▶ _과제 목표_:
아래 데이터에서 "Patent image size: (1008, 1089)." 문구가 있는 줄에서 시작해 "The capacitor switch 30 is at (732, 140)." 문구가 있는 줄에서 끝나는 부분만 수정해 다시 쓰세요. 그 안의 "partial cutaway" 표현을 "partial section" 표현으로 바꾸고 나머지는 모두 그대로 두세요.

데이터 항목
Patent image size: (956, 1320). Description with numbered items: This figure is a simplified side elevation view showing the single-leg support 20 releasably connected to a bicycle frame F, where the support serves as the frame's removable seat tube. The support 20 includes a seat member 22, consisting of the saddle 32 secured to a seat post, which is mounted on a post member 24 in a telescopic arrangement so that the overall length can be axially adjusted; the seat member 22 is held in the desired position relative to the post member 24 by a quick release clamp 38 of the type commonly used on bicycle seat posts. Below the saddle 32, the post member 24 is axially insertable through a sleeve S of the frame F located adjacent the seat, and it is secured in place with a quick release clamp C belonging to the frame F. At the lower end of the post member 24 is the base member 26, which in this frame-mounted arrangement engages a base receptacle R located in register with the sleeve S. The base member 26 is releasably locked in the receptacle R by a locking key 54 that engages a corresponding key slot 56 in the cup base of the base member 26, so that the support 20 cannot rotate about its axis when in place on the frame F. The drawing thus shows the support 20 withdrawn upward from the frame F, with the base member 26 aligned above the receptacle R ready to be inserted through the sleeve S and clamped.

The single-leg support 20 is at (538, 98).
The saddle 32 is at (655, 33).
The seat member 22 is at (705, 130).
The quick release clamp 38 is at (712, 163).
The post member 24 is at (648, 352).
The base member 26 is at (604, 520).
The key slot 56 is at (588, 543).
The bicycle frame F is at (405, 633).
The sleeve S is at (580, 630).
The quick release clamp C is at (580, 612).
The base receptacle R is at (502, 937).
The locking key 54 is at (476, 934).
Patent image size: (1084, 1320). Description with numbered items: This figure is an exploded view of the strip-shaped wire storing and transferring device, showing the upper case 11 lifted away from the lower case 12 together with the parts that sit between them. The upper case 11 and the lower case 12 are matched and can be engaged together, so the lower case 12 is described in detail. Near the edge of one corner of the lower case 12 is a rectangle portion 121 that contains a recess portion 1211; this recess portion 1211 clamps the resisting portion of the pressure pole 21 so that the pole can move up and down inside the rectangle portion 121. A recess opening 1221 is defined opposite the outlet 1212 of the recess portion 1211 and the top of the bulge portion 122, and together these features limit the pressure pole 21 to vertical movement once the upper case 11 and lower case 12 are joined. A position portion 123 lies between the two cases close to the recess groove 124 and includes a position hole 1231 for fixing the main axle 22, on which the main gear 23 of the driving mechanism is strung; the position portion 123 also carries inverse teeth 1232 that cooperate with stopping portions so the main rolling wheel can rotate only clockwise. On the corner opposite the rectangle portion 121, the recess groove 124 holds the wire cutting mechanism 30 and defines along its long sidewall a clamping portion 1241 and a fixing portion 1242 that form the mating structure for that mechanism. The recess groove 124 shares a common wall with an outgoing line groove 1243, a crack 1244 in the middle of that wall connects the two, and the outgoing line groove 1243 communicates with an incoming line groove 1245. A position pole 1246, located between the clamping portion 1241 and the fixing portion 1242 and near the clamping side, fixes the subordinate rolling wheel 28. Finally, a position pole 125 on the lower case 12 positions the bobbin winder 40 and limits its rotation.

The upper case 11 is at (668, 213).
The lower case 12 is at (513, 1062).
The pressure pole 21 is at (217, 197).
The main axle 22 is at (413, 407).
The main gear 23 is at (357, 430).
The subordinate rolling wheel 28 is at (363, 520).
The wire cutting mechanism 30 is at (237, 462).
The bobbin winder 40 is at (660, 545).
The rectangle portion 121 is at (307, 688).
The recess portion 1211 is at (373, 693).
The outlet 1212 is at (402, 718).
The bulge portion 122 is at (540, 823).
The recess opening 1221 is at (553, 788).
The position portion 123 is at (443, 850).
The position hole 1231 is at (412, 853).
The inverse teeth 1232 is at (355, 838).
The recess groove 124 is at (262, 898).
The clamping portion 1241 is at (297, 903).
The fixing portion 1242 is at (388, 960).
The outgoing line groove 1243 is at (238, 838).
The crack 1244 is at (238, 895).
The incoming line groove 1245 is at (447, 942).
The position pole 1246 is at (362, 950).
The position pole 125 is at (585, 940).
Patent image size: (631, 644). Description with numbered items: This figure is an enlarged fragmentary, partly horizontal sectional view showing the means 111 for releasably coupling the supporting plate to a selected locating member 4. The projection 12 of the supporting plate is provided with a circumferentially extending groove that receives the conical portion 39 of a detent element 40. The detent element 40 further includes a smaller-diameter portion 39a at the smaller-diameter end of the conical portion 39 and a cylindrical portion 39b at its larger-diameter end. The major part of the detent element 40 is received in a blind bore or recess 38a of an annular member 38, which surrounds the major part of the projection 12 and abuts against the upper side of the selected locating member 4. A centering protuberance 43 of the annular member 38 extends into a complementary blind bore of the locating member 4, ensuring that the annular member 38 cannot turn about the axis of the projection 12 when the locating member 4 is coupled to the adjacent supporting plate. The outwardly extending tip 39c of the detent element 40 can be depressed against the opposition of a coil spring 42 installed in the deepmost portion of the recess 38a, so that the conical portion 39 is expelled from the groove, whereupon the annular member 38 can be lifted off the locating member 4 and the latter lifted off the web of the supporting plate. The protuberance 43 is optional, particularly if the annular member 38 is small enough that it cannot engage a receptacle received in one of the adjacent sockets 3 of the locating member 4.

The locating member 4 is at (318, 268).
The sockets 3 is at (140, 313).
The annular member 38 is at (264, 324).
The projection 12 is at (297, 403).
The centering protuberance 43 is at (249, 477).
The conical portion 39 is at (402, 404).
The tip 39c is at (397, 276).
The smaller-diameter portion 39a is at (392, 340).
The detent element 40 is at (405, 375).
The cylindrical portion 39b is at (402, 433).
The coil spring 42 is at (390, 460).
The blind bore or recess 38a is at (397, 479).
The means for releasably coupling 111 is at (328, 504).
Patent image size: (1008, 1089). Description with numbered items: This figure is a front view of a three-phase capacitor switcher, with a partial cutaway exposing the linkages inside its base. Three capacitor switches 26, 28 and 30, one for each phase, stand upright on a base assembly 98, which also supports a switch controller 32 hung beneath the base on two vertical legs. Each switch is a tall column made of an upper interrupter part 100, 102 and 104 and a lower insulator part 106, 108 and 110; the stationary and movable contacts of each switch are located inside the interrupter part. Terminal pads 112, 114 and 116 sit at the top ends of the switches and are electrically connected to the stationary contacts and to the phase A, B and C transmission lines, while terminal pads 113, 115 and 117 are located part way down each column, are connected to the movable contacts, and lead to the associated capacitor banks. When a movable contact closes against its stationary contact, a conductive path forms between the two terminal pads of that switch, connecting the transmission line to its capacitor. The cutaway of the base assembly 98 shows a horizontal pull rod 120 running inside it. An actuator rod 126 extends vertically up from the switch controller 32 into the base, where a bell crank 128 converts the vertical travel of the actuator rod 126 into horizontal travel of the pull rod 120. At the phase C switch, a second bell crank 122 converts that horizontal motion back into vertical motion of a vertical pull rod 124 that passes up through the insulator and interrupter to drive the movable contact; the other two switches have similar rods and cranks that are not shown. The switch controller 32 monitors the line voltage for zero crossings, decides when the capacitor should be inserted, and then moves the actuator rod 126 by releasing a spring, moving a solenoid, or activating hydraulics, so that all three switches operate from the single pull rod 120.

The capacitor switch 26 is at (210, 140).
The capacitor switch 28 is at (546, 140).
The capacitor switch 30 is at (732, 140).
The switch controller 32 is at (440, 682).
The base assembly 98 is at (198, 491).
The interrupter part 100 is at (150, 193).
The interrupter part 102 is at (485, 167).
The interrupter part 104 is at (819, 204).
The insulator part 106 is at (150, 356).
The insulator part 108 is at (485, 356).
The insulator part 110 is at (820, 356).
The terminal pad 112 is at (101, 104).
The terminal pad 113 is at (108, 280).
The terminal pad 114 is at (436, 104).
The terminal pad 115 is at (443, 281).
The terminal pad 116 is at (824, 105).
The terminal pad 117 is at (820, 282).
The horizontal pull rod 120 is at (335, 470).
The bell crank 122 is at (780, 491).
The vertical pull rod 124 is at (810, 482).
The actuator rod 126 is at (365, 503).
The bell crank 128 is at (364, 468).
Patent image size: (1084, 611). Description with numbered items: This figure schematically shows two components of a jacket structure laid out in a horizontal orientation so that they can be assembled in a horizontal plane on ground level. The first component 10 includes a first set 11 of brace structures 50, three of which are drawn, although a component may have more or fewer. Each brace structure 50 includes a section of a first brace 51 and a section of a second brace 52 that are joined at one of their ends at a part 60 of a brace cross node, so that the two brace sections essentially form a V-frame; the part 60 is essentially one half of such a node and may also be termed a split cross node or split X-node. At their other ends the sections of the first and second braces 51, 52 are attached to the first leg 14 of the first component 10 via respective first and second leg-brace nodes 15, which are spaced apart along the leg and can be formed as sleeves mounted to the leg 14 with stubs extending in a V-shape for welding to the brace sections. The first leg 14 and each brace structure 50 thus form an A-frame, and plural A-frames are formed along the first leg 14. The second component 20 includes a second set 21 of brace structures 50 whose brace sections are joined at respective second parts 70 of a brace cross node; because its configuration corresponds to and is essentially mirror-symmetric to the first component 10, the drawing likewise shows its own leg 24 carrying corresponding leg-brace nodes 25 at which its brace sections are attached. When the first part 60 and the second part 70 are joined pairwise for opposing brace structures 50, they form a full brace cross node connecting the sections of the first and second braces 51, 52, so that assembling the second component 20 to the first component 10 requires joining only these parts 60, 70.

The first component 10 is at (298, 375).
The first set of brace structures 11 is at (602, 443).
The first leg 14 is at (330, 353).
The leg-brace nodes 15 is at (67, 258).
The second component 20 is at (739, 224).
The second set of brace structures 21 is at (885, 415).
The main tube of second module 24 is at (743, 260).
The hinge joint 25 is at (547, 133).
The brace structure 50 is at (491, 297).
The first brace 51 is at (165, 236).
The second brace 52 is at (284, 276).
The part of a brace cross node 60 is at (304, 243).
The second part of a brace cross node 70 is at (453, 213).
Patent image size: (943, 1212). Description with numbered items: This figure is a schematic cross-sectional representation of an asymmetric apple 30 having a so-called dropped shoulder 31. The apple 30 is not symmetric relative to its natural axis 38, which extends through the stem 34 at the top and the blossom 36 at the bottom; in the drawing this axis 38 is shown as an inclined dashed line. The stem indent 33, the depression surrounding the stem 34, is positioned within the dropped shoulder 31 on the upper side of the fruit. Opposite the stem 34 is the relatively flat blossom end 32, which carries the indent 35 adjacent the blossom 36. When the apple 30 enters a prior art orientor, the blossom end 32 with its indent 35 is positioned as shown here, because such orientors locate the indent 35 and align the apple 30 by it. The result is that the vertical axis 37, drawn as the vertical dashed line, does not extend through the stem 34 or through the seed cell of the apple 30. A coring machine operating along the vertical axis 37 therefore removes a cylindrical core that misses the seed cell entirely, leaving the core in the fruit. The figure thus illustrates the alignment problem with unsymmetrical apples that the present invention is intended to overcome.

▶ _결과물_:
Patent image size: (1008, 1089). Description with numbered items: This figure is a front view of a three-phase capacitor switcher, with a partial section exposing the linkages inside its base. Three capacitor switches 26, 28 and 30, one for each phase, stand upright on a base assembly 98, which also supports a switch controller 32 hung beneath the base on two vertical legs. Each switch is a tall column made of an upper interrupter part 100, 102 and 104 and a lower insulator part 106, 108 and 110; the stationary and movable contacts of each switch are located inside the interrupter part. Terminal pads 112, 114 and 116 sit at the top ends of the switches and are electrically connected to the stationary contacts and to the phase A, B and C transmission lines, while terminal pads 113, 115 and 117 are located part way down each column, are connected to the movable contacts, and lead to the associated capacitor banks. When a movable contact closes against its stationary contact, a conductive path forms between the two terminal pads of that switch, connecting the transmission line to its capacitor. The cutaway of the base assembly 98 shows a horizontal pull rod 120 running inside it. An actuator rod 126 extends vertically up from the switch controller 32 into the base, where a bell crank 128 converts the vertical travel of the actuator rod 126 into horizontal travel of the pull rod 120. At the phase C switch, a second bell crank 122 converts that horizontal motion back into vertical motion of a vertical pull rod 124 that passes up through the insulator and interrupter to drive the movable contact; the other two switches have similar rods and cranks that are not shown. The switch controller 32 monitors the line voltage for zero crossings, decides when the capacitor should be inserted, and then moves the actuator rod 126 by releasing a spring, moving a solenoid, or activating hydraulics, so that all three switches operate from the single pull rod 120.

The capacitor switch 26 is at (210, 140).
The capacitor switch 28 is at (546, 140).
The capacitor switch 30 is at (732, 140).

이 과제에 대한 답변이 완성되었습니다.